## [YOUR GOAL]
Exactly reproduce the lines beginning with the line that includes "Read all visible content and emit it as JSON." and ending with the last line of the data.

══════════

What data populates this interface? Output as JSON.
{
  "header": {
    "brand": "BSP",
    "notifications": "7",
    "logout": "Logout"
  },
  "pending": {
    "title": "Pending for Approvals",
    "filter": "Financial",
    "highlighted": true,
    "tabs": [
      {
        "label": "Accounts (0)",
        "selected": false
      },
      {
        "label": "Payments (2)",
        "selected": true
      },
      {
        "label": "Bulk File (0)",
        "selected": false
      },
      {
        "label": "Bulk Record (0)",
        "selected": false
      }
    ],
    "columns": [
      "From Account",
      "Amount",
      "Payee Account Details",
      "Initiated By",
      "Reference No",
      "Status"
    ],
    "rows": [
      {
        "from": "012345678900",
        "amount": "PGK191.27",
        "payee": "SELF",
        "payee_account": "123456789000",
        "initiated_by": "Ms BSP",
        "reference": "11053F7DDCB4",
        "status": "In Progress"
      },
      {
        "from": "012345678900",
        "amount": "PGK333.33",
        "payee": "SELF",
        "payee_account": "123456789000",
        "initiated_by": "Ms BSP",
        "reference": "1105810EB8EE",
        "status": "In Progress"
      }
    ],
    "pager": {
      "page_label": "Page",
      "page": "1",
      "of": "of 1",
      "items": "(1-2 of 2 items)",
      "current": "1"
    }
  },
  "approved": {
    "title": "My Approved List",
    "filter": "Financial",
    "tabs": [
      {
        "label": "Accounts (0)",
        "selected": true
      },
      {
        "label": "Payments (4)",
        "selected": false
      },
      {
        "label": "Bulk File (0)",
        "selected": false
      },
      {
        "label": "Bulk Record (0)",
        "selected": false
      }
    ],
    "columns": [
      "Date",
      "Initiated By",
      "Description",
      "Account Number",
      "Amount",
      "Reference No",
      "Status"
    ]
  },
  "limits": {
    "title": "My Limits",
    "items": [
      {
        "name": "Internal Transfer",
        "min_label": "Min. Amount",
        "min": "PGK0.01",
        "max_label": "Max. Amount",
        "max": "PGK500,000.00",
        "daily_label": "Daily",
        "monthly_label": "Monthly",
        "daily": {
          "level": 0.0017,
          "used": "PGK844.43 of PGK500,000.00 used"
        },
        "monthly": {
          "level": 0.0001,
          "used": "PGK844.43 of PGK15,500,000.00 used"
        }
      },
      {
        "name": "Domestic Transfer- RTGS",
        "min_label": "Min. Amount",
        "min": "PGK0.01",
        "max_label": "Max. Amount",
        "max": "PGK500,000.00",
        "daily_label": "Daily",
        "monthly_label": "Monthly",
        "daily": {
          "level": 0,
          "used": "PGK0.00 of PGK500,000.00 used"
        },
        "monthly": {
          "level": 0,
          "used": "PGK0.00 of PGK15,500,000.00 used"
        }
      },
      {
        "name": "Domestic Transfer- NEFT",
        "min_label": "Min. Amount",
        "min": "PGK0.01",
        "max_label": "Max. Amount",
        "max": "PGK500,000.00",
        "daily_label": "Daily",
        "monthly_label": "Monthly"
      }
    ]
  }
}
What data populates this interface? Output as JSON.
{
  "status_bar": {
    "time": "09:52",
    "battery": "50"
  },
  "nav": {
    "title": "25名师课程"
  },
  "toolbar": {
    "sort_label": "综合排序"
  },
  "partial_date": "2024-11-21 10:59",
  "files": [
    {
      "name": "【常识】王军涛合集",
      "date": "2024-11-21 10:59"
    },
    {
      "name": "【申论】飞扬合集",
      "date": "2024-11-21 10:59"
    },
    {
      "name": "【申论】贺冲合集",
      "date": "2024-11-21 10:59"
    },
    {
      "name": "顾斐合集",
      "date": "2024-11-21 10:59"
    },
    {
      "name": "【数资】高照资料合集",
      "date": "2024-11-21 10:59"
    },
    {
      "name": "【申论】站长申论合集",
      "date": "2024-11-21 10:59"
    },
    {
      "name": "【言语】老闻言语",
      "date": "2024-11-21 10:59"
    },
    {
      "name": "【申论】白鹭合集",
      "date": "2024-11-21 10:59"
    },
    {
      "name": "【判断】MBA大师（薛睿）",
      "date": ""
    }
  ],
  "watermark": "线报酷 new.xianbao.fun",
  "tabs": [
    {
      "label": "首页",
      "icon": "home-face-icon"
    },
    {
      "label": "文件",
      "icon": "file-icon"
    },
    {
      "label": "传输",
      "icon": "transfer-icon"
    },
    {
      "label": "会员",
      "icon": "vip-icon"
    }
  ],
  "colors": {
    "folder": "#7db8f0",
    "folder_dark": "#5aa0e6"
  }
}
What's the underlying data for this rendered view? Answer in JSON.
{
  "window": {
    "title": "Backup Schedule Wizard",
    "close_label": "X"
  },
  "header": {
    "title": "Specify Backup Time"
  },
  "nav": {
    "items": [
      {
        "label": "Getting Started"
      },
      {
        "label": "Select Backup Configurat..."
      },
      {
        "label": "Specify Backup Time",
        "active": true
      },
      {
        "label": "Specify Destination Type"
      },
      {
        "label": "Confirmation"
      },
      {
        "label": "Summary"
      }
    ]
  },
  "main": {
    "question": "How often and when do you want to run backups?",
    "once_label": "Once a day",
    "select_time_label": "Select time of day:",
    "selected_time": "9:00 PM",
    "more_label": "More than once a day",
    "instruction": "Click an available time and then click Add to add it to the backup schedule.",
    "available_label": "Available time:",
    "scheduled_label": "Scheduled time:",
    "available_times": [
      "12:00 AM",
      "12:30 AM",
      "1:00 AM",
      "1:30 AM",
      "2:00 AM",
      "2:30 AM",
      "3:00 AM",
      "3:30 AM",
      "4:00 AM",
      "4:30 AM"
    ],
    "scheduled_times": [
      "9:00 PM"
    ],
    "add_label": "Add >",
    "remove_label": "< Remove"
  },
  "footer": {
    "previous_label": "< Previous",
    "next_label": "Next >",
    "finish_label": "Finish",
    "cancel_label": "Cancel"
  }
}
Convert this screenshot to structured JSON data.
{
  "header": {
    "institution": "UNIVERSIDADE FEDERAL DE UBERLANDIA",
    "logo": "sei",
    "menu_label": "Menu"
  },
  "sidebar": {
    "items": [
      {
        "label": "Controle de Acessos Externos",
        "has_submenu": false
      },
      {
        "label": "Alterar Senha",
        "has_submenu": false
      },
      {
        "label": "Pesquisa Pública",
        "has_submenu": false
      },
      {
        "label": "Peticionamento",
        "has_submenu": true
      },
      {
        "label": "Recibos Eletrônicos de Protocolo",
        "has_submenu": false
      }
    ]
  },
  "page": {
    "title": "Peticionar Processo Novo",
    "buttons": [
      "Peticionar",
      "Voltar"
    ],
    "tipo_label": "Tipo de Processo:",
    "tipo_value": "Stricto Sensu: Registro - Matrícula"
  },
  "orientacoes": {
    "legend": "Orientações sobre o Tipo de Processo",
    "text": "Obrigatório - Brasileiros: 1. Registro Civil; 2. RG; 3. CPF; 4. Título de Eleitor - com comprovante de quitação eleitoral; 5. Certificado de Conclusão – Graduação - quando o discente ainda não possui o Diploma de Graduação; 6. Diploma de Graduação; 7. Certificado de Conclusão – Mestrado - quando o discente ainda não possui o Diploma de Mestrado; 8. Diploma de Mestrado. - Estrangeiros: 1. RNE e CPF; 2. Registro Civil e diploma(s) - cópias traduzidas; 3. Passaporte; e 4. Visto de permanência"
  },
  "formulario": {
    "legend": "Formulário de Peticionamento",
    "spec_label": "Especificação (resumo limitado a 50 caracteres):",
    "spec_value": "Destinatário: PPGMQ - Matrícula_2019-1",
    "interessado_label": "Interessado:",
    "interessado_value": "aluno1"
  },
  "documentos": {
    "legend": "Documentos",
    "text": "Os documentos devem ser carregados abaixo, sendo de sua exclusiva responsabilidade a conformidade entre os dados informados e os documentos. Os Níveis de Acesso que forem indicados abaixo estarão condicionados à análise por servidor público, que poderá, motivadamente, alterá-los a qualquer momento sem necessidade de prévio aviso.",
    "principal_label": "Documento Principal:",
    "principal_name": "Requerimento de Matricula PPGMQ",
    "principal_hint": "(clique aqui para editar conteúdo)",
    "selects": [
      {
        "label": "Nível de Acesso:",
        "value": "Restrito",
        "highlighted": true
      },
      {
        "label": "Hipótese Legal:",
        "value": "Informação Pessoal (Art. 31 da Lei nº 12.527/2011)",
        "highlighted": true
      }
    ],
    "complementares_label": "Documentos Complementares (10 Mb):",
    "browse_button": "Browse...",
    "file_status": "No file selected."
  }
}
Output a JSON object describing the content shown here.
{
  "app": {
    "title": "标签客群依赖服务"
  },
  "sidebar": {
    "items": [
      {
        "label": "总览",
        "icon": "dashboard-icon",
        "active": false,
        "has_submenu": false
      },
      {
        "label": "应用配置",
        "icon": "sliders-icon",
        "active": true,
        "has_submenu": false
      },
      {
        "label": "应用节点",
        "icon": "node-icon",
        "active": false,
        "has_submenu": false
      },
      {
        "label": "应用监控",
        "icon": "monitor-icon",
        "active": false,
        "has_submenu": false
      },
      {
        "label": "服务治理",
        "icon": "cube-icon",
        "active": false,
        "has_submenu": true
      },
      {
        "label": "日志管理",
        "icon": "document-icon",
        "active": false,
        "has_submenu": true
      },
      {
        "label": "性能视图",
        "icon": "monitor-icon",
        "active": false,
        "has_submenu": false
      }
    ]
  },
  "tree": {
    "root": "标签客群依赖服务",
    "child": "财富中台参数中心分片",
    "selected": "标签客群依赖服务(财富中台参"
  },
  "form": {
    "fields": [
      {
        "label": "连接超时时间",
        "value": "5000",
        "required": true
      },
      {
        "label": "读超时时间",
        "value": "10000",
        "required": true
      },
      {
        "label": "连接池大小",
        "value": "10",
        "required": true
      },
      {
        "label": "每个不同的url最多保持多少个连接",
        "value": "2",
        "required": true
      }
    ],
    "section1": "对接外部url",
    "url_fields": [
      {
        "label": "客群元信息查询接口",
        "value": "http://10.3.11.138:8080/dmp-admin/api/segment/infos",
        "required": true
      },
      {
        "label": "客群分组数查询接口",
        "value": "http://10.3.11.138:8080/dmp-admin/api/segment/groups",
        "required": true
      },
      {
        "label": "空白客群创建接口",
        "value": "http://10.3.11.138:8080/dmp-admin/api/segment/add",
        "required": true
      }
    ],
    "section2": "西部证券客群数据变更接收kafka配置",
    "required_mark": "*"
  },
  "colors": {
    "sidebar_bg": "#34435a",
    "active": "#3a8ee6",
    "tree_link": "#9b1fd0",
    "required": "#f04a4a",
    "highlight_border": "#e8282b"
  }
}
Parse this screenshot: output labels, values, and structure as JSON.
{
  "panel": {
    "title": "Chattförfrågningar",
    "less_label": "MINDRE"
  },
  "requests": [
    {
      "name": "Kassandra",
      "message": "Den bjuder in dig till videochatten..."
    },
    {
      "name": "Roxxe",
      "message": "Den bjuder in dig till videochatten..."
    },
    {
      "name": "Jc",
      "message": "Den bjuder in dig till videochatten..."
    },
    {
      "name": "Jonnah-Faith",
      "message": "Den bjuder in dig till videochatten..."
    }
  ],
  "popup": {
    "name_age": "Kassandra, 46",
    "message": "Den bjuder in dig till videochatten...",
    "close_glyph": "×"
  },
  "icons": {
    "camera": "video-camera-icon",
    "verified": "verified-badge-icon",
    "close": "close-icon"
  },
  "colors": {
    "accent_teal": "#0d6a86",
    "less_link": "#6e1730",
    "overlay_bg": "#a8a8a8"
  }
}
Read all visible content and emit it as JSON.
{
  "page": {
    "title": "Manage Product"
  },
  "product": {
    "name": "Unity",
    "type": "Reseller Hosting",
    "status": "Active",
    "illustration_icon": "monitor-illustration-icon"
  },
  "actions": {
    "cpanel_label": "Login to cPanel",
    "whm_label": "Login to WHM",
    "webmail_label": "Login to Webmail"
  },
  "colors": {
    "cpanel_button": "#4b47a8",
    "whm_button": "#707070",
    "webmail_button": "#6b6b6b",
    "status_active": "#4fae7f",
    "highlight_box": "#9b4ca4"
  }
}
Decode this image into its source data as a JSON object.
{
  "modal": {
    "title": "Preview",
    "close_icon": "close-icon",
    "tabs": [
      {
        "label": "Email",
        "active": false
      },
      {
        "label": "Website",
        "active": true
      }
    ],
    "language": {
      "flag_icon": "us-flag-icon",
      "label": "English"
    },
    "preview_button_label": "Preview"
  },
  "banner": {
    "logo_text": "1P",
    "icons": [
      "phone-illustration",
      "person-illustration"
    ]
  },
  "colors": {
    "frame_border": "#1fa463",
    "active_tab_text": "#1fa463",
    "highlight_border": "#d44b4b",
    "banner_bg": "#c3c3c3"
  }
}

══════════

## [CORRECT ANSWER]
Read all visible content and emit it as JSON.
{
  "page": {
    "title": "Manage Product"
  },
  "product": {
    "name": "Unity",
    "type": "Reseller Hosting",
    "status": "Active",
    "illustration_icon": "monitor-illustration-icon"
  },
  "actions": {
    "cpanel_label": "Login to cPanel",
    "whm_label": "Login to WHM",
    "webmail_label": "Login to Webmail"
  },
  "colors": {
    "cpanel_button": "#4b47a8",
    "whm_button": "#707070",
    "webmail_button": "#6b6b6b",
    "status_active": "#4fae7f",
    "highlight_box": "#9b4ca4"
  }
}
Decode this image into its source data as a JSON object.
{
  "modal": {
    "title": "Preview",
    "close_icon": "close-icon",
    "tabs": [
      {
        "label": "Email",
        "active": false
      },
      {
        "label": "Website",
        "active": true
      }
    ],
    "language": {
      "flag_icon": "us-flag-icon",
      "label": "English"
    },
    "preview_button_label": "Preview"
  },
  "banner": {
    "logo_text": "1P",
    "icons": [
      "phone-illustration",
      "person-illustration"
    ]
  },
  "colors": {
    "frame_border": "#1fa463",
    "active_tab_text": "#1fa463",
    "highlight_border": "#d44b4b",
    "banner_bg": "#c3c3c3"
  }
}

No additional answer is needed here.